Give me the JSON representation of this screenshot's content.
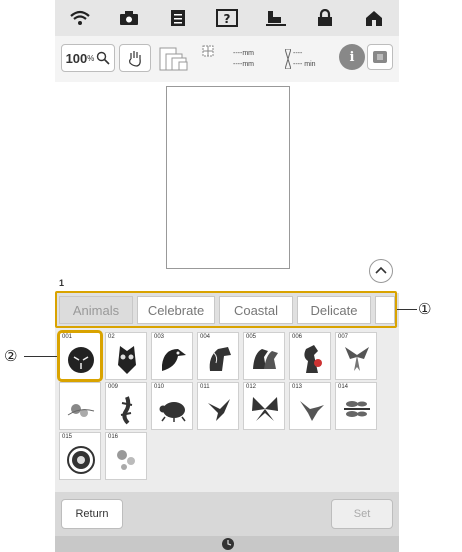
{
  "toolbar": {
    "zoom_value": "100",
    "zoom_unit": "%",
    "width_value": "----",
    "width_unit": "mm",
    "height_value": "----",
    "height_unit": "mm",
    "time_value": "----",
    "time_unit": "min"
  },
  "page_number": "1",
  "tabs": [
    "Animals",
    "Celebrate",
    "Coastal",
    "Delicate"
  ],
  "patterns": [
    "001",
    "02",
    "003",
    "004",
    "005",
    "006",
    "007",
    "008",
    "009",
    "010",
    "011",
    "012",
    "013",
    "014",
    "015",
    "016"
  ],
  "buttons": {
    "return": "Return",
    "set": "Set"
  },
  "callouts": {
    "one": "①",
    "two": "②"
  },
  "colors": {
    "accent": "#d9a300",
    "screen_bg": "#ececec"
  }
}
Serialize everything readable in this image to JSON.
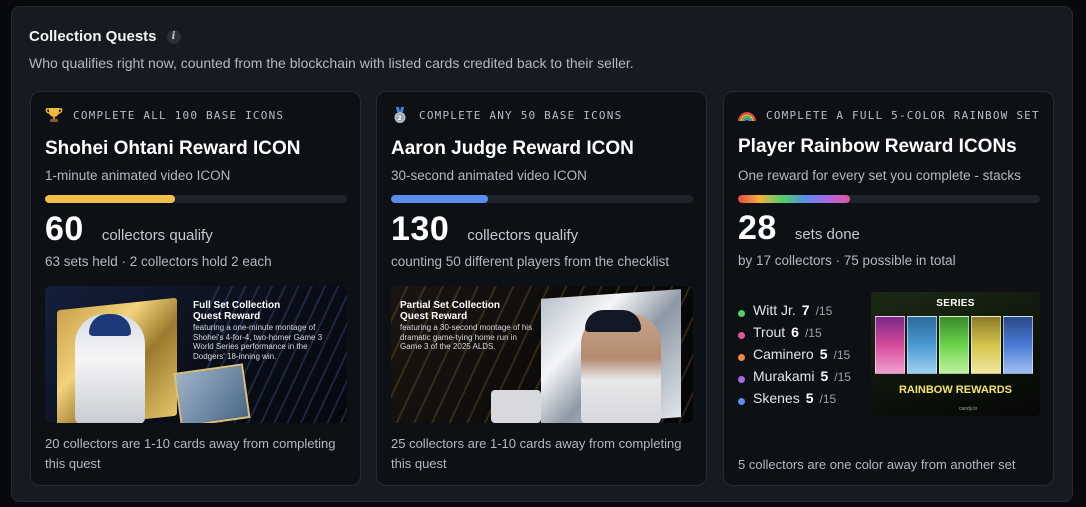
{
  "header": {
    "title": "Collection Quests",
    "info_icon": "info-icon",
    "subtitle": "Who qualifies right now, counted from the blockchain with listed cards credited back to their seller."
  },
  "cards": [
    {
      "icon": "trophy-icon",
      "eyebrow": "COMPLETE ALL 100 BASE ICONS",
      "title": "Shohei Ohtani Reward ICON",
      "subtitle": "1-minute animated video ICON",
      "progress": 0.43,
      "progress_color": "#f0c04a",
      "stat_value": "60",
      "stat_label": "collectors qualify",
      "stat_sub": "63 sets held · 2 collectors hold 2 each",
      "image": {
        "heading_line1": "Full Set Collection",
        "heading_line2": "Quest Reward",
        "body": "featuring a one-minute montage of Shohei's 4-for-4, two-homer Game 3 World Series performance in the Dodgers' 18-inning win."
      },
      "footer": "20 collectors are 1-10 cards away from completing this quest"
    },
    {
      "icon": "medal-icon",
      "eyebrow": "COMPLETE ANY 50 BASE ICONS",
      "title": "Aaron Judge Reward ICON",
      "subtitle": "30-second animated video ICON",
      "progress": 0.32,
      "progress_color": "#5b8dea",
      "stat_value": "130",
      "stat_label": "collectors qualify",
      "stat_sub": "counting 50 different players from the checklist",
      "image": {
        "heading_line1": "Partial Set Collection",
        "heading_line2": "Quest Reward",
        "body": "featuring a 30-second montage of his dramatic game-tying home run in Game 3 of the 2025 ALDS."
      },
      "footer": "25 collectors are 1-10 cards away from completing this quest"
    },
    {
      "icon": "rainbow-icon",
      "eyebrow": "COMPLETE A FULL 5-COLOR RAINBOW SET",
      "title": "Player Rainbow Reward ICONs",
      "subtitle": "One reward for every set you complete - stacks",
      "progress": 0.37,
      "stat_value": "28",
      "stat_label": "sets done",
      "stat_sub": "by 17 collectors · 75 possible in total",
      "players": [
        {
          "name": "Witt Jr.",
          "count": "7",
          "total": "/15",
          "color": "#4fcf6a"
        },
        {
          "name": "Trout",
          "count": "6",
          "total": "/15",
          "color": "#e0569a"
        },
        {
          "name": "Caminero",
          "count": "5",
          "total": "/15",
          "color": "#ee8a3c"
        },
        {
          "name": "Murakami",
          "count": "5",
          "total": "/15",
          "color": "#a86ae6"
        },
        {
          "name": "Skenes",
          "count": "5",
          "total": "/15",
          "color": "#5b8dea"
        }
      ],
      "image": {
        "series": "SERIES",
        "headline": "RAINBOW REWARDS",
        "small_text": "candy.io"
      },
      "footer": "5 collectors are one color away from another set"
    }
  ]
}
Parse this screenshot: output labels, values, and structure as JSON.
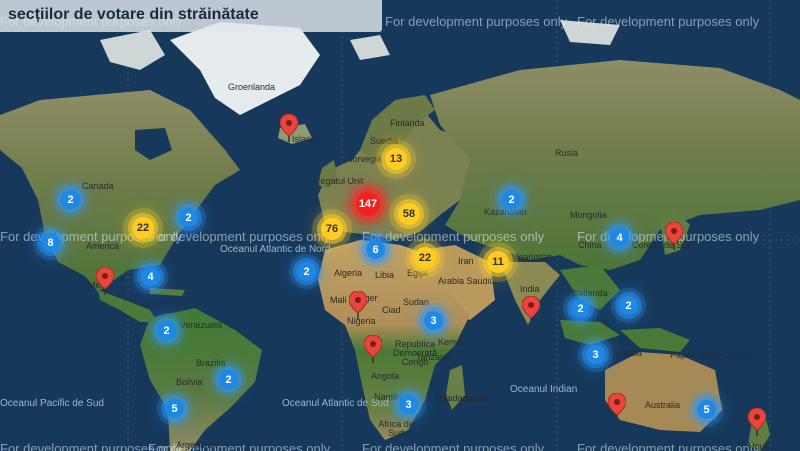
{
  "title": "secțiilor de votare din străinătate",
  "watermark": "For development purposes only",
  "colors": {
    "ocean": "#16385a",
    "land_north": "#8a8a63",
    "land_tropic": "#4d7a3a",
    "desert": "#b89a60",
    "ice": "#e8ecef",
    "cluster_small": "#1e88e5",
    "cluster_medium": "#ffcc22",
    "cluster_large": "#ee2222",
    "pin": "#e8453c"
  },
  "map_labels": {
    "greenland": "Groenlanda",
    "iceland": "Islanda",
    "finland": "Finlanda",
    "sweden": "Suedia",
    "norway": "Norvegia",
    "russia": "Rusia",
    "uk": "Regatul Unit",
    "kazakhstan": "Kazahstan",
    "mongolia": "Mongolia",
    "china": "China",
    "korea": "Coreea de Sud",
    "canada": "Canada",
    "usa": "America",
    "mexico": "Mexic",
    "atlantic_north": "Oceanul Atlantic de Nord",
    "atlantic_south": "Oceanul Atlantic de Sud",
    "pacific": "Oceanul Pacific de Sud",
    "indian": "Oceanul Indian",
    "algeria": "Algeria",
    "libya": "Libia",
    "egypt": "Egipt",
    "mali": "Mali",
    "niger": "Niger",
    "chad": "Ciad",
    "sudan": "Sudan",
    "nigeria": "Nigeria",
    "saudi": "Arabia Saudită",
    "iran": "Iran",
    "afghanistan": "Afganistan",
    "india": "India",
    "thailand": "Thailanda",
    "indonesia": "Indonezia",
    "png": "Papua Noua Guinee",
    "australia": "Australia",
    "kenya": "Kenya",
    "drc": "Republica Democrată Congo",
    "tanzania": "Tanzania",
    "angola": "Angola",
    "namibia": "Namibia",
    "south_africa": "Africa de Sud",
    "madagascar": "Madagascar",
    "venezuela": "Venezuela",
    "brazil": "Brazilia",
    "bolivia": "Bolivia",
    "argentina": "Argentina",
    "noua": "Noua"
  },
  "clusters": [
    {
      "name": "cluster-canada-west",
      "count": "2",
      "color": "blue"
    },
    {
      "name": "cluster-us-west",
      "count": "8",
      "color": "blue"
    },
    {
      "name": "cluster-us-central",
      "count": "22",
      "color": "yellow"
    },
    {
      "name": "cluster-canada-east",
      "count": "2",
      "color": "blue"
    },
    {
      "name": "cluster-us-southeast",
      "count": "4",
      "color": "blue"
    },
    {
      "name": "cluster-venezuela",
      "count": "2",
      "color": "blue"
    },
    {
      "name": "cluster-brazil",
      "count": "2",
      "color": "blue"
    },
    {
      "name": "cluster-south-america",
      "count": "5",
      "color": "blue"
    },
    {
      "name": "cluster-western-europe",
      "count": "76",
      "color": "yellow"
    },
    {
      "name": "cluster-central-europe",
      "count": "147",
      "color": "red"
    },
    {
      "name": "cluster-eastern-europe",
      "count": "58",
      "color": "yellow"
    },
    {
      "name": "cluster-scandinavia",
      "count": "13",
      "color": "yellow"
    },
    {
      "name": "cluster-mediterranean",
      "count": "6",
      "color": "blue"
    },
    {
      "name": "cluster-north-africa",
      "count": "2",
      "color": "blue"
    },
    {
      "name": "cluster-middle-east",
      "count": "22",
      "color": "yellow"
    },
    {
      "name": "cluster-central-asia",
      "count": "11",
      "color": "yellow"
    },
    {
      "name": "cluster-kazakhstan",
      "count": "2",
      "color": "blue"
    },
    {
      "name": "cluster-east-africa",
      "count": "3",
      "color": "blue"
    },
    {
      "name": "cluster-southern-africa",
      "count": "3",
      "color": "blue"
    },
    {
      "name": "cluster-china",
      "count": "4",
      "color": "blue"
    },
    {
      "name": "cluster-southeast-asia",
      "count": "2",
      "color": "blue"
    },
    {
      "name": "cluster-philippines",
      "count": "2",
      "color": "blue"
    },
    {
      "name": "cluster-indonesia",
      "count": "3",
      "color": "blue"
    },
    {
      "name": "cluster-australia",
      "count": "5",
      "color": "blue"
    }
  ],
  "pins": [
    {
      "name": "pin-iceland"
    },
    {
      "name": "pin-mexico"
    },
    {
      "name": "pin-nigeria"
    },
    {
      "name": "pin-angola"
    },
    {
      "name": "pin-india"
    },
    {
      "name": "pin-japan"
    },
    {
      "name": "pin-australia-west"
    },
    {
      "name": "pin-new-zealand"
    }
  ]
}
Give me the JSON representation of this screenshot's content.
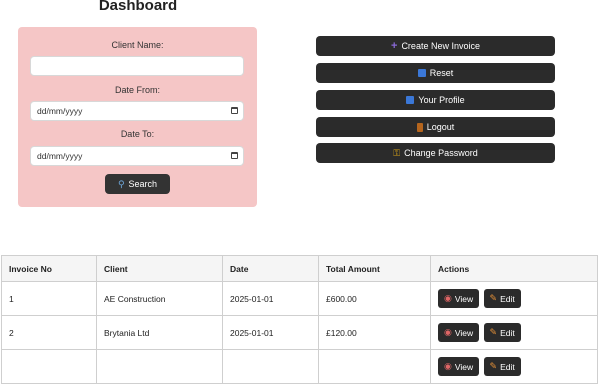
{
  "page": {
    "title": "Dashboard"
  },
  "filters": {
    "client_label": "Client Name:",
    "client_value": "",
    "date_from_label": "Date From:",
    "date_from_placeholder": "dd/mm/yyyy",
    "date_to_label": "Date To:",
    "date_to_placeholder": "dd/mm/yyyy",
    "search_label": "Search",
    "search_icon": "magnifier-icon"
  },
  "actions": [
    {
      "label": "Create New Invoice",
      "icon": "plus-icon"
    },
    {
      "label": "Reset",
      "icon": "reset-icon"
    },
    {
      "label": "Your Profile",
      "icon": "profile-icon"
    },
    {
      "label": "Logout",
      "icon": "door-icon"
    },
    {
      "label": "Change Password",
      "icon": "key-icon"
    }
  ],
  "table": {
    "headers": [
      "Invoice No",
      "Client",
      "Date",
      "Total Amount",
      "Actions"
    ],
    "rows": [
      {
        "no": "1",
        "client": "AE Construction",
        "date": "2025-01-01",
        "total": "£600.00",
        "view": "View",
        "edit": "Edit"
      },
      {
        "no": "2",
        "client": "Brytania Ltd",
        "date": "2025-01-01",
        "total": "£120.00",
        "view": "View",
        "edit": "Edit"
      },
      {
        "no": "",
        "client": "",
        "date": "",
        "total": "",
        "view": "View",
        "edit": "Edit"
      }
    ]
  },
  "colors": {
    "panel_bg": "#f5c6c6",
    "button_bg": "#2b2b2b",
    "plus_icon": "#8a6ad8",
    "reset_icon": "#3b78d8",
    "profile_icon": "#3b78d8",
    "door_icon": "#b5651d",
    "key_icon": "#d4a017"
  }
}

┄┄┄┄┄┄┄┄┄┄

**Task objective:** Which lines contain "venezuela"? Copy each of them out.

**In response:**
    "venezuela": "Venezuela",
      "name": "cluster-venezuela",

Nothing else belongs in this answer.